Labeled region entries
* BEGIN *
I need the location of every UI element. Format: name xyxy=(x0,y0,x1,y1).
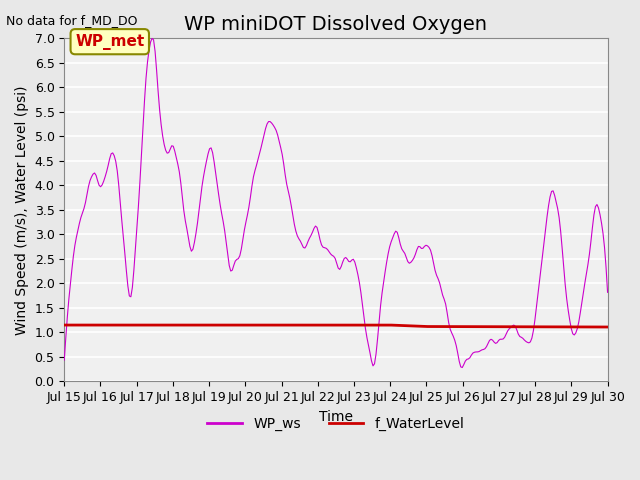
Text: WP_met: WP_met xyxy=(75,34,145,50)
X-axis label: Time: Time xyxy=(319,410,353,424)
Y-axis label: Wind Speed (m/s), Water Level (psi): Wind Speed (m/s), Water Level (psi) xyxy=(15,85,29,335)
Text: No data for f_MD_DO: No data for f_MD_DO xyxy=(6,14,138,27)
Title: WP miniDOT Dissolved Oxygen: WP miniDOT Dissolved Oxygen xyxy=(184,15,488,34)
Legend: WP_ws, f_WaterLevel: WP_ws, f_WaterLevel xyxy=(202,411,470,436)
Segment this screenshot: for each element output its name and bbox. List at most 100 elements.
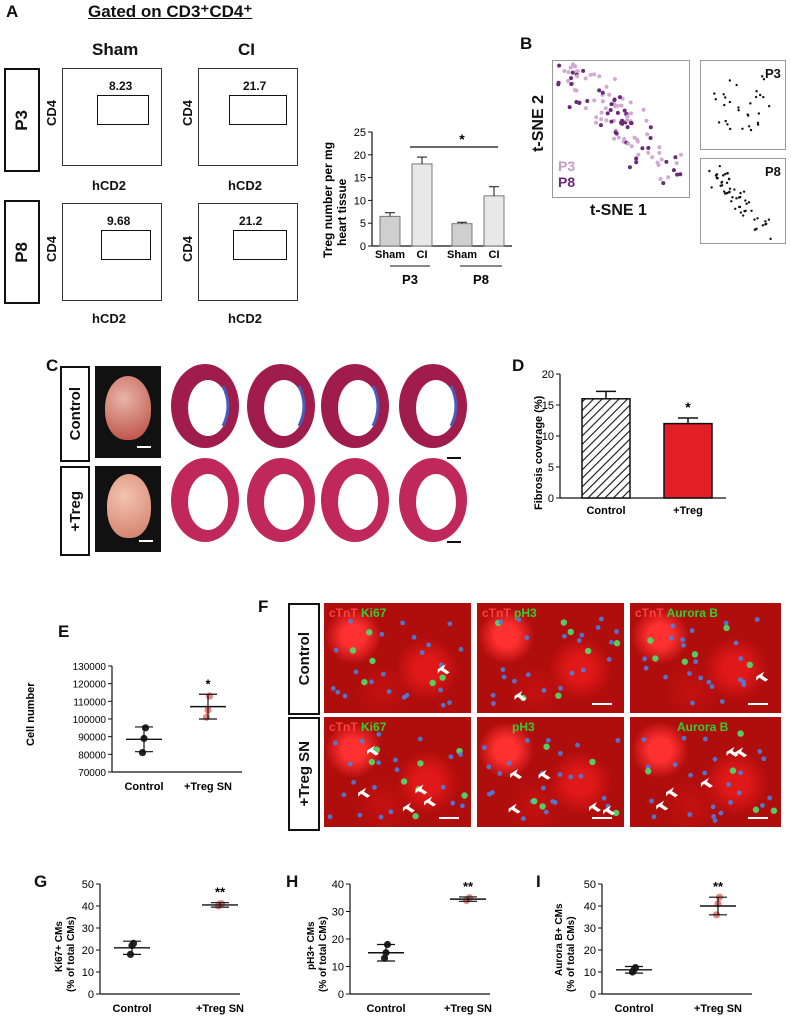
* END *
Requirement
Count the lines above that contain the string "xyxy", treating uppercase and lowercase as different, and give only the number.

Full solution
7